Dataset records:
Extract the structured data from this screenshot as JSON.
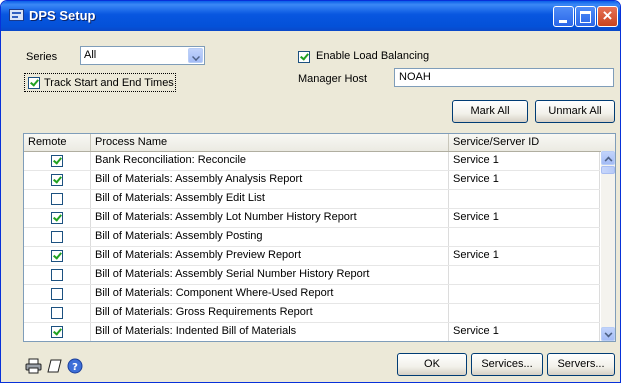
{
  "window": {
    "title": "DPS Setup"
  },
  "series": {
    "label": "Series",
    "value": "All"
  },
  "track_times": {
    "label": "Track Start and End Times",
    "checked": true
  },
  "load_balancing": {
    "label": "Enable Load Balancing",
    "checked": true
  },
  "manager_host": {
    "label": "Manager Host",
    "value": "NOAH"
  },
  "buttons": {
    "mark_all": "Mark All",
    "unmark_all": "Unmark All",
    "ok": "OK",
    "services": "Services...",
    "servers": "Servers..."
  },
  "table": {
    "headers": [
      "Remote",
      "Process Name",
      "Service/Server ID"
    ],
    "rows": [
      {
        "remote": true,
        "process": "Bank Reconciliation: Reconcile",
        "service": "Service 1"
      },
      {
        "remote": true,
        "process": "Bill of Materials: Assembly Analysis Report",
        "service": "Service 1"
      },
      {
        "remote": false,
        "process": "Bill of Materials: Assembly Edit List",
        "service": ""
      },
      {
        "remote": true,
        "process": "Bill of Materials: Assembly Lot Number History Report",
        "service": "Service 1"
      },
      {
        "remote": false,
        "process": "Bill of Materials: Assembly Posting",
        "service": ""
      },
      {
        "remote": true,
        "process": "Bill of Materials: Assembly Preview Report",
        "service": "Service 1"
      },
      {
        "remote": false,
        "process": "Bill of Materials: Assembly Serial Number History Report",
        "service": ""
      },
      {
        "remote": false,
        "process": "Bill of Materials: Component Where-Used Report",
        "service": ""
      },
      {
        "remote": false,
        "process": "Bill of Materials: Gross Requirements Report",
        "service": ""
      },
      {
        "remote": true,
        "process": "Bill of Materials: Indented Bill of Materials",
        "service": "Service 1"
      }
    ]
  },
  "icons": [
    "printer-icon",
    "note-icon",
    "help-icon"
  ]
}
* * *
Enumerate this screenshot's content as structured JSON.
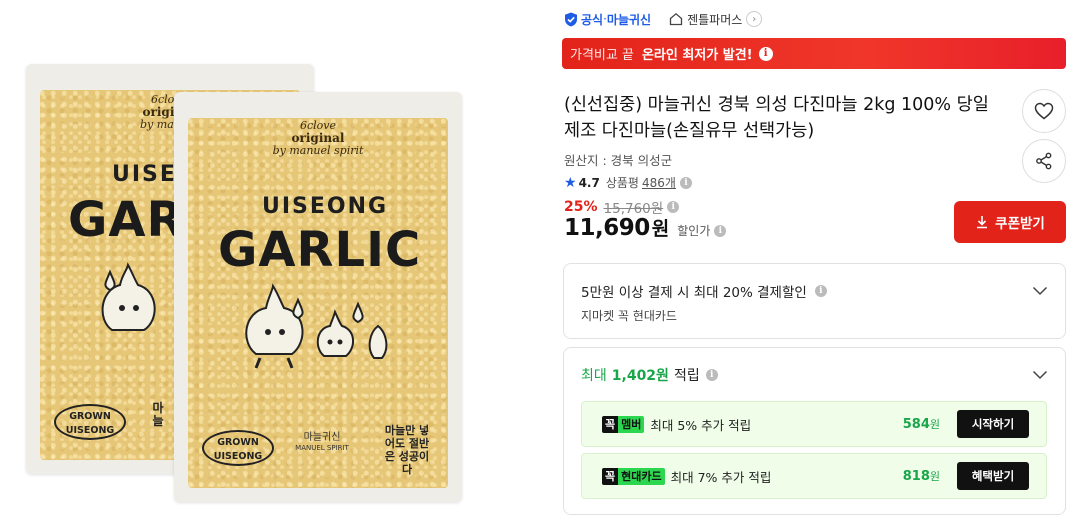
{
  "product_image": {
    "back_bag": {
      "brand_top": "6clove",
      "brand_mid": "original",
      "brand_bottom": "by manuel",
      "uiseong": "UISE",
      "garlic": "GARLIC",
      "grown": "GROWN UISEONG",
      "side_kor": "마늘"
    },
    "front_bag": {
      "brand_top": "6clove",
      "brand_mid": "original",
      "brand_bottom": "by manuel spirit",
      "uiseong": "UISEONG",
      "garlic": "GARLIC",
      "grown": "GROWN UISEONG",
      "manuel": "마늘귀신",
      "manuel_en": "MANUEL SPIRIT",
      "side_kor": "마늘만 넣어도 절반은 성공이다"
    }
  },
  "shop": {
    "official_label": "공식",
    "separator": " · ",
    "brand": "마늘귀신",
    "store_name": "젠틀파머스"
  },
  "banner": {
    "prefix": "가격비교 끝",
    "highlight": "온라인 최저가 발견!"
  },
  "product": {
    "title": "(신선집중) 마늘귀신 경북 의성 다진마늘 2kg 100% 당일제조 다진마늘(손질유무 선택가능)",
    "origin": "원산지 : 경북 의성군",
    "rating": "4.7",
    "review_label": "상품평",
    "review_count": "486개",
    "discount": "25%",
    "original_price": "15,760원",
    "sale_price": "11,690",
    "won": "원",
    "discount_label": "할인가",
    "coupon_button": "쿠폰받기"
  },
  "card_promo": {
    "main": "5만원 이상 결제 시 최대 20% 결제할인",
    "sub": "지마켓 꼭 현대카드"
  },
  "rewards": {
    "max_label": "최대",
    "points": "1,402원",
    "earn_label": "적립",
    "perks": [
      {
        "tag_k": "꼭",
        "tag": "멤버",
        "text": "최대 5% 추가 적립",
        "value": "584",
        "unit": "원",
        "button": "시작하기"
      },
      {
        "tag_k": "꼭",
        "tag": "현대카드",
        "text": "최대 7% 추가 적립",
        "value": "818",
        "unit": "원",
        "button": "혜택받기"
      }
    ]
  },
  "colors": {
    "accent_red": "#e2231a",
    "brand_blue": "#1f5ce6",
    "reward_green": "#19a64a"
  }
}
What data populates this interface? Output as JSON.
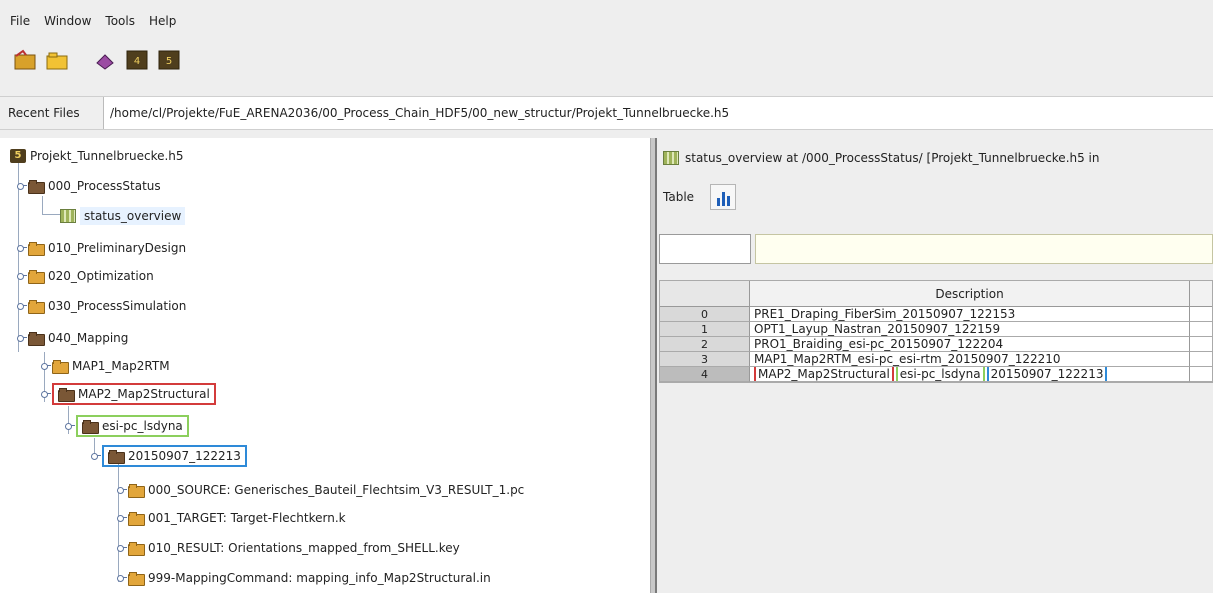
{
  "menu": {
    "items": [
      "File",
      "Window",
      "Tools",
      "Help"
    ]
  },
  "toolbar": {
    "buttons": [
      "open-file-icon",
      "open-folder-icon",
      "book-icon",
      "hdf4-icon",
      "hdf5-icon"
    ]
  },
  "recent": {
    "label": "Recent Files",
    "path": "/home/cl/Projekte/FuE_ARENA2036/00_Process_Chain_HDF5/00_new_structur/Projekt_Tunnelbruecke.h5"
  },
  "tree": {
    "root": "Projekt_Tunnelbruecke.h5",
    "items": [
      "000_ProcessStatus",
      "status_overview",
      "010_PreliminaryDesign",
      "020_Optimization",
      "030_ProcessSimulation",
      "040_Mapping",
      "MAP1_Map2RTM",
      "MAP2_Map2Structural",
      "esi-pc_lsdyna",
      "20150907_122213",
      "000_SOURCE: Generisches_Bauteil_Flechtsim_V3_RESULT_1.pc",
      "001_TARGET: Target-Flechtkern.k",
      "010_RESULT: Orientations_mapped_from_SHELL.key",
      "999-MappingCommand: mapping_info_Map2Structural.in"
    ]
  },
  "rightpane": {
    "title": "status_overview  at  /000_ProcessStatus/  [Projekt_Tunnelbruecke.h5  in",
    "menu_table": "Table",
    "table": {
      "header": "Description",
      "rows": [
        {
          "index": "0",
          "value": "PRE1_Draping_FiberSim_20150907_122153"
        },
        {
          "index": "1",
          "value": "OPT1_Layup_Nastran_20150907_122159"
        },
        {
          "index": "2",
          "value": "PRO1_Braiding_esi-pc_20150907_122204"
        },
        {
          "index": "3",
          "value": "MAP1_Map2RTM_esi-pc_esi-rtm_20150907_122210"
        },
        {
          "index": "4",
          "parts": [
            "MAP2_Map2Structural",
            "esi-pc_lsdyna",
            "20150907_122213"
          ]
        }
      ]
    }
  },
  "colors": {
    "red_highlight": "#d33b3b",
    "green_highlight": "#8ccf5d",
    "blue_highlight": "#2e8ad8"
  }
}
...
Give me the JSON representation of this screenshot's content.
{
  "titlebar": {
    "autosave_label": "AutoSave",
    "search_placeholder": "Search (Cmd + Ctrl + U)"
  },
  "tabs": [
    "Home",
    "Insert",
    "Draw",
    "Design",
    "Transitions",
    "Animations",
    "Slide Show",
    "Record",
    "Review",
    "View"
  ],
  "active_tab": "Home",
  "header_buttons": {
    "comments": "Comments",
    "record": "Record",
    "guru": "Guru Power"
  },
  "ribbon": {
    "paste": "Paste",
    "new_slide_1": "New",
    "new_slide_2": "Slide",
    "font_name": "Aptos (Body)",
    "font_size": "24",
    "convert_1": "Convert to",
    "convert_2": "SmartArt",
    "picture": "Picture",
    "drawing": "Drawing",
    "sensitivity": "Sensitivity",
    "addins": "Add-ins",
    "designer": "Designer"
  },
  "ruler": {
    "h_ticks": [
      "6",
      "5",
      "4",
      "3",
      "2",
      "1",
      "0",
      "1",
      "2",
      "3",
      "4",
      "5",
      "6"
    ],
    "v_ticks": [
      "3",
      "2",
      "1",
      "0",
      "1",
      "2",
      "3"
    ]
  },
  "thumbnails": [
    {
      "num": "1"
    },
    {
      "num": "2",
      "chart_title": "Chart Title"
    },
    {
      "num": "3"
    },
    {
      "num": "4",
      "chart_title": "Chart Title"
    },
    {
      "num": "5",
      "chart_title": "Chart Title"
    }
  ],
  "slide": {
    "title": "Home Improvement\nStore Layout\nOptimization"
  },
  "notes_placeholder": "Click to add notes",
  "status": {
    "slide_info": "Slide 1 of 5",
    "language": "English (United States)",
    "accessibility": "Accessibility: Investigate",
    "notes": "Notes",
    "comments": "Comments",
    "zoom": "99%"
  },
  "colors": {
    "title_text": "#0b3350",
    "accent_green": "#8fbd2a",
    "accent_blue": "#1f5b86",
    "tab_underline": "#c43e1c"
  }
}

Task prompt
Scan the material above and determine how many lines include the word "this"; report only the number.

Written response
4